▸ Aim: Return the lines below exactly, starting with the line that contains "Decode this image" and stopping after the last line.

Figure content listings
·····

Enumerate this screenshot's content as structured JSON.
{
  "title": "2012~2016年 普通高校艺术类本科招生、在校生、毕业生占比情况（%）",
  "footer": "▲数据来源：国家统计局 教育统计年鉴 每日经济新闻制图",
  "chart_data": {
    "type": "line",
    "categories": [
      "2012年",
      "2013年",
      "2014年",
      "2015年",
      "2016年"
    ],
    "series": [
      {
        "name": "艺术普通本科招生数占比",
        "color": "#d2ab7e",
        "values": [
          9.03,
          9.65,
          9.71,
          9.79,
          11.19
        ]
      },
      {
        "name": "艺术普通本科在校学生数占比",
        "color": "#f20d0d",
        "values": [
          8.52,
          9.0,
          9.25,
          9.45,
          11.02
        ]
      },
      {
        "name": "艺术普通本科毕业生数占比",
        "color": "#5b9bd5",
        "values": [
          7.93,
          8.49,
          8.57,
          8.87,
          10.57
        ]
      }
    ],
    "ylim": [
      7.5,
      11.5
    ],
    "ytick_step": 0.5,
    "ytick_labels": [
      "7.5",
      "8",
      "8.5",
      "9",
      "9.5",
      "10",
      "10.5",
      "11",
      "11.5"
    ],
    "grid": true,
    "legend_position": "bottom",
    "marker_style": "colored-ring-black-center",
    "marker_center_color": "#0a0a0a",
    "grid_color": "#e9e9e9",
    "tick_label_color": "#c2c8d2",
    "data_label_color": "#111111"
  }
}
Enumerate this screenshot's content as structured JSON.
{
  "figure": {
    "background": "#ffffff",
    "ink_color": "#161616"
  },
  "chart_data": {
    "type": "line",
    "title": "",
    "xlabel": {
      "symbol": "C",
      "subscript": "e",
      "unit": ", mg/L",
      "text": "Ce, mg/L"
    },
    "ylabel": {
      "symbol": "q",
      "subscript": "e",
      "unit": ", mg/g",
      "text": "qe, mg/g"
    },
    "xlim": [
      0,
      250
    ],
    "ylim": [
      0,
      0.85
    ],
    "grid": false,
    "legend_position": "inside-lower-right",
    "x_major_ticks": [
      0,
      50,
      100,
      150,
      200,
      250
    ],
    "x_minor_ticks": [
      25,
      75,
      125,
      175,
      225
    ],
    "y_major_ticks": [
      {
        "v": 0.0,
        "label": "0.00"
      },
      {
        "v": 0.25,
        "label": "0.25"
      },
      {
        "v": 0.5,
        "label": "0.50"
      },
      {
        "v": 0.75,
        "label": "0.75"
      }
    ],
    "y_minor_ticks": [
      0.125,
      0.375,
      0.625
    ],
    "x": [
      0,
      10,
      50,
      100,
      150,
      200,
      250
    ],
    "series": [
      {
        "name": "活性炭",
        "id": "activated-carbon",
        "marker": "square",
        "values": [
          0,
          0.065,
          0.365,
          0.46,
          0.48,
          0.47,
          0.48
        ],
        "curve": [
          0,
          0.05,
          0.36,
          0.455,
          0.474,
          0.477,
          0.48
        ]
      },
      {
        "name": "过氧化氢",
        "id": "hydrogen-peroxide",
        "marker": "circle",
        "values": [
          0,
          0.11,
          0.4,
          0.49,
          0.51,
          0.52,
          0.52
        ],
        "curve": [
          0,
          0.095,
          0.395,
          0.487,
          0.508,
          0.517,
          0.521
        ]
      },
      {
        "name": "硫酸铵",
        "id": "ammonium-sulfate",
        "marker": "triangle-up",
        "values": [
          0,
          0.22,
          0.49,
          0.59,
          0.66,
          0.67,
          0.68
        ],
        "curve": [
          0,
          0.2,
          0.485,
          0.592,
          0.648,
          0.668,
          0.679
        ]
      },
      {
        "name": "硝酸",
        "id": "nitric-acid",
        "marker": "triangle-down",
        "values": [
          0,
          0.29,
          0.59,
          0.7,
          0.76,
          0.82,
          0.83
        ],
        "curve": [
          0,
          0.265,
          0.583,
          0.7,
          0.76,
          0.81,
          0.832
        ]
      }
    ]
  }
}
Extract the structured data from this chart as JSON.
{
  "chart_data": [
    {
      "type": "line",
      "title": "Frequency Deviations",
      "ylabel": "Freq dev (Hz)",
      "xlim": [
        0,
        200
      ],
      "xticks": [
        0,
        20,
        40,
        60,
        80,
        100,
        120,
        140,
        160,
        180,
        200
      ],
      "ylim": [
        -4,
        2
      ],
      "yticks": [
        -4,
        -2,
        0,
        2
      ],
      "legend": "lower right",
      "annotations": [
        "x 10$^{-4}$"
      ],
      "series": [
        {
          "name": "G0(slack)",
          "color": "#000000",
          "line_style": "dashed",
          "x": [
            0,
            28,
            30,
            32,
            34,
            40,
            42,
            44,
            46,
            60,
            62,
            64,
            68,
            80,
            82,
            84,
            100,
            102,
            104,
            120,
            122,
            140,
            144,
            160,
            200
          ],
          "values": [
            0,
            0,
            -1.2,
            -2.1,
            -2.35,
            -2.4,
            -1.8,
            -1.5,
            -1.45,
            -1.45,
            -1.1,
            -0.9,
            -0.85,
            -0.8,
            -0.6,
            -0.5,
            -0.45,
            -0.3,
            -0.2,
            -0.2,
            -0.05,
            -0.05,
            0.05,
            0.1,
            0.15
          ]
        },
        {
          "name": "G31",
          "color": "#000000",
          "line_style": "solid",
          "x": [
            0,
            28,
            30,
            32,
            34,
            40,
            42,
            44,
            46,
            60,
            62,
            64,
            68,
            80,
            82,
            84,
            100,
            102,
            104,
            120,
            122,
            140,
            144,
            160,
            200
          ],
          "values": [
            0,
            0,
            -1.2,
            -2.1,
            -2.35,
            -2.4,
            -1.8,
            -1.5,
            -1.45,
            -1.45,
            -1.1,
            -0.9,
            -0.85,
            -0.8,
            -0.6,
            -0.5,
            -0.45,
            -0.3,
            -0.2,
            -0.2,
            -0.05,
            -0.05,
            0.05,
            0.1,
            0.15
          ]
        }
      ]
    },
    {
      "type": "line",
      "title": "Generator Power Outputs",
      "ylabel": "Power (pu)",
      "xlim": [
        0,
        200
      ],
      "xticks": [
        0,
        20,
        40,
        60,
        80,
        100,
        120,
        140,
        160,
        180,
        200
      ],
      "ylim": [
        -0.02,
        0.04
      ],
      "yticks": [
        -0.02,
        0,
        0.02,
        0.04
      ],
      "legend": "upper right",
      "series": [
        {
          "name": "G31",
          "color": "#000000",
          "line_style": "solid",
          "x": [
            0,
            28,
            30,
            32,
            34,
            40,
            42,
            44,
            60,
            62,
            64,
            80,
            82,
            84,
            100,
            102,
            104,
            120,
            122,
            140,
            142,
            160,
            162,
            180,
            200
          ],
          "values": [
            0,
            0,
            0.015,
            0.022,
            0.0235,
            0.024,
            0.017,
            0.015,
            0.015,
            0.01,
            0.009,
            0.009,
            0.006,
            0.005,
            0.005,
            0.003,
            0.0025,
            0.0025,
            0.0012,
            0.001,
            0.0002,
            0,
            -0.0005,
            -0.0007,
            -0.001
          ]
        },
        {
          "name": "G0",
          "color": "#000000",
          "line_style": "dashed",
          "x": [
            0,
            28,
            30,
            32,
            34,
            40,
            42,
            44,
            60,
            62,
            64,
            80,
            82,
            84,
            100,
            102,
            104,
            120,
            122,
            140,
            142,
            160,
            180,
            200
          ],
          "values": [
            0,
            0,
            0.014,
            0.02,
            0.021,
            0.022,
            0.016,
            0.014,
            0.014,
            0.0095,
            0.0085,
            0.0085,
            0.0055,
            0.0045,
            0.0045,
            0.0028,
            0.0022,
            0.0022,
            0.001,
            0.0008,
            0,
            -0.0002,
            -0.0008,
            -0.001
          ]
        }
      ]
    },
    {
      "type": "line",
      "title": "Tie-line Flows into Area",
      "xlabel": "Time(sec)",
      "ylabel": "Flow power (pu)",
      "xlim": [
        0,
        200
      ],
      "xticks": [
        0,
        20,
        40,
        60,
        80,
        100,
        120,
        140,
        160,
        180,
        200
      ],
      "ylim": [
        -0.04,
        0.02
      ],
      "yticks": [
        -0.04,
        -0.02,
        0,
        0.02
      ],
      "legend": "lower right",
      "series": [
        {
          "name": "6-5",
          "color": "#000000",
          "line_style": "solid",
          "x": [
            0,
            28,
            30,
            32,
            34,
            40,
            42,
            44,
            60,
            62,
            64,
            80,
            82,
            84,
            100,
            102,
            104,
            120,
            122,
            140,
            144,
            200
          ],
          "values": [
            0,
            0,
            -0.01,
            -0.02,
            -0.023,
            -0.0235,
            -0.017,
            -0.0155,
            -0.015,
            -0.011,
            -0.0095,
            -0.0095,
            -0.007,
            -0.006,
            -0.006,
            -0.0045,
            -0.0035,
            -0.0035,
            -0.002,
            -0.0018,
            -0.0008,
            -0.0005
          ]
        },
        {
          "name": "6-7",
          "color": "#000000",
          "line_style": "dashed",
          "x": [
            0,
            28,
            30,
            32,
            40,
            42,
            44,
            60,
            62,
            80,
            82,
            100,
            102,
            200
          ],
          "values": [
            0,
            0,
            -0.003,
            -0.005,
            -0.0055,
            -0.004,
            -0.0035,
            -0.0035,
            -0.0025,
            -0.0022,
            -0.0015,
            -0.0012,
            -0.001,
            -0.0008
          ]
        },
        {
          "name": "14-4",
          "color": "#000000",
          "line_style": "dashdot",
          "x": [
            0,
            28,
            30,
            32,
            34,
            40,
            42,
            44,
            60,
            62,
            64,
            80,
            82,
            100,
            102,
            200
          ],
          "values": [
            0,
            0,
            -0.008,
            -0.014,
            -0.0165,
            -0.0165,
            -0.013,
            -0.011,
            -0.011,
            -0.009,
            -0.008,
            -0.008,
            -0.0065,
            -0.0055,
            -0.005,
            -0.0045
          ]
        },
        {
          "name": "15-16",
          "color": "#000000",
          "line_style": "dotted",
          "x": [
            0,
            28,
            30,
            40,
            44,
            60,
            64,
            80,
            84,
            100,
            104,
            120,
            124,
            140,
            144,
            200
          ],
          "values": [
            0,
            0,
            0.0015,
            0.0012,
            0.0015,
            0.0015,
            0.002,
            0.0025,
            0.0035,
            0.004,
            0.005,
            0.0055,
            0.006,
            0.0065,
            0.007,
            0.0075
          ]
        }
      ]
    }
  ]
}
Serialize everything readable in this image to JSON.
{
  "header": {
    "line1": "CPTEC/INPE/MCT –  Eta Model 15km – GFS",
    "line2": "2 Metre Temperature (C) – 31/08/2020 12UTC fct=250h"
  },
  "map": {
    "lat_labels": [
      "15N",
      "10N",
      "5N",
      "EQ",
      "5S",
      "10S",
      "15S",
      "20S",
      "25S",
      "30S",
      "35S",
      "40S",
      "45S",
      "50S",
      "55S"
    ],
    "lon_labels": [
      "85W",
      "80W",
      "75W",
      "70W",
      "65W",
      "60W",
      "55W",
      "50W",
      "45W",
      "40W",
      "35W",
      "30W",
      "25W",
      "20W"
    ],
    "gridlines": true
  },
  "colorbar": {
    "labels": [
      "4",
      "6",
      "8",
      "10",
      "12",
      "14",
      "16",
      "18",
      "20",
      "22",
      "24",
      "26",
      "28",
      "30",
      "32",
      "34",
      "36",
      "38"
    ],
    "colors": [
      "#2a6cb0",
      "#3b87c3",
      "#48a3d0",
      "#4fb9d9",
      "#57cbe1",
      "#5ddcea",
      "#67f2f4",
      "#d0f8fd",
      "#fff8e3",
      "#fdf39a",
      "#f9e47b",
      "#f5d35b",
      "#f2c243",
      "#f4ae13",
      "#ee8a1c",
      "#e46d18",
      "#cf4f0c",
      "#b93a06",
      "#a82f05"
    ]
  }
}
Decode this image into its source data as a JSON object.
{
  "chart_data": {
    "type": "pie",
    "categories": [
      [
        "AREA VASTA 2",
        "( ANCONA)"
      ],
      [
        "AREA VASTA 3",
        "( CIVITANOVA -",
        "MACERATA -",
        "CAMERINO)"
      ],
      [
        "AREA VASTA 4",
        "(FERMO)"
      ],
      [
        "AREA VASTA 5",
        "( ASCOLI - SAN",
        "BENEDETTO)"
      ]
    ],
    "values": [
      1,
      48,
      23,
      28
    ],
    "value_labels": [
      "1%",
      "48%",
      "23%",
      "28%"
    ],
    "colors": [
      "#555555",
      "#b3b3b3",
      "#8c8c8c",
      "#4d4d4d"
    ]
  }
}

·····

▸ Written reply:
Decode this image into its source data as a JSON object.
{
  "chart_data": {
    "type": "pie",
    "categories": [
      [
        "AREA VASTA 2",
        "( ANCONA)"
      ],
      [
        "AREA VASTA 3",
        "( CIVITANOVA -",
        "MACERATA -",
        "CAMERINO)"
      ],
      [
        "AREA VASTA 4",
        "(FERMO)"
      ],
      [
        "AREA VASTA 5",
        "( ASCOLI - SAN",
        "BENEDETTO)"
      ]
    ],
    "values": [
      1,
      48,
      23,
      28
    ],
    "value_labels": [
      "1%",
      "48%",
      "23%",
      "28%"
    ],
    "colors": [
      "#555555",
      "#b3b3b3",
      "#8c8c8c",
      "#4d4d4d"
    ]
  }
}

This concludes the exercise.